---------- DATA FOR PROCESSING ----------

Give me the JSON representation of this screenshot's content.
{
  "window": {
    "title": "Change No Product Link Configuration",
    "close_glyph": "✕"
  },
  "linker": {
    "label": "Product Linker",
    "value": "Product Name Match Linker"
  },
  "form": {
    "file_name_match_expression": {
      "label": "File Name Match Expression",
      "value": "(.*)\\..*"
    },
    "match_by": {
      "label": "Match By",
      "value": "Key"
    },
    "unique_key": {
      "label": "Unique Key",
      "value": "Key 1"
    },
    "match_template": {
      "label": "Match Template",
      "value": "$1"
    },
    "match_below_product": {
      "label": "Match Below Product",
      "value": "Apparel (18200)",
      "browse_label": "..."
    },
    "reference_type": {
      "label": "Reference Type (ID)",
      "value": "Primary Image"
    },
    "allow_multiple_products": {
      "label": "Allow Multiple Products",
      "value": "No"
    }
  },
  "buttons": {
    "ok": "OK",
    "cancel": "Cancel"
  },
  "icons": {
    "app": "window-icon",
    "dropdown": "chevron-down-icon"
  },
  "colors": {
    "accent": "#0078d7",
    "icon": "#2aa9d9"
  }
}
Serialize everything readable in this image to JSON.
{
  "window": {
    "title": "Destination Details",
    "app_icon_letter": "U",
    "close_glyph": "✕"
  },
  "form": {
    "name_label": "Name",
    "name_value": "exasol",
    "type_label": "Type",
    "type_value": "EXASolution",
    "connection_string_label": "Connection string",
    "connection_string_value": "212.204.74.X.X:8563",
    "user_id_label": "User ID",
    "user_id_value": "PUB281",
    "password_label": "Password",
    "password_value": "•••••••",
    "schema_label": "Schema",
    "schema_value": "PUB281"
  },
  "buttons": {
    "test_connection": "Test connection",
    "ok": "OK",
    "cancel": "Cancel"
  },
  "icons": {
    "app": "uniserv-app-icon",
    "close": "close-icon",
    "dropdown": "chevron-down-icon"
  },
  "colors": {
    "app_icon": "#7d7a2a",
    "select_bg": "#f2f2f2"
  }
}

----------

(STATED TASK):
Reproduce each entry from the records above, character for character.

(RESPONSE TO THIS EXERCISE):
Give me the JSON representation of this screenshot's content.
{
  "window": {
    "title": "Change No Product Link Configuration",
    "close_glyph": "✕"
  },
  "linker": {
    "label": "Product Linker",
    "value": "Product Name Match Linker"
  },
  "form": {
    "file_name_match_expression": {
      "label": "File Name Match Expression",
      "value": "(.*)\\..*"
    },
    "match_by": {
      "label": "Match By",
      "value": "Key"
    },
    "unique_key": {
      "label": "Unique Key",
      "value": "Key 1"
    },
    "match_template": {
      "label": "Match Template",
      "value": "$1"
    },
    "match_below_product": {
      "label": "Match Below Product",
      "value": "Apparel (18200)",
      "browse_label": "..."
    },
    "reference_type": {
      "label": "Reference Type (ID)",
      "value": "Primary Image"
    },
    "allow_multiple_products": {
      "label": "Allow Multiple Products",
      "value": "No"
    }
  },
  "buttons": {
    "ok": "OK",
    "cancel": "Cancel"
  },
  "icons": {
    "app": "window-icon",
    "dropdown": "chevron-down-icon"
  },
  "colors": {
    "accent": "#0078d7",
    "icon": "#2aa9d9"
  }
}
Serialize everything readable in this image to JSON.
{
  "window": {
    "title": "Destination Details",
    "app_icon_letter": "U",
    "close_glyph": "✕"
  },
  "form": {
    "name_label": "Name",
    "name_value": "exasol",
    "type_label": "Type",
    "type_value": "EXASolution",
    "connection_string_label": "Connection string",
    "connection_string_value": "212.204.74.X.X:8563",
    "user_id_label": "User ID",
    "user_id_value": "PUB281",
    "password_label": "Password",
    "password_value": "•••••••",
    "schema_label": "Schema",
    "schema_value": "PUB281"
  },
  "buttons": {
    "test_connection": "Test connection",
    "ok": "OK",
    "cancel": "Cancel"
  },
  "icons": {
    "app": "uniserv-app-icon",
    "close": "close-icon",
    "dropdown": "chevron-down-icon"
  },
  "colors": {
    "app_icon": "#7d7a2a",
    "select_bg": "#f2f2f2"
  }
}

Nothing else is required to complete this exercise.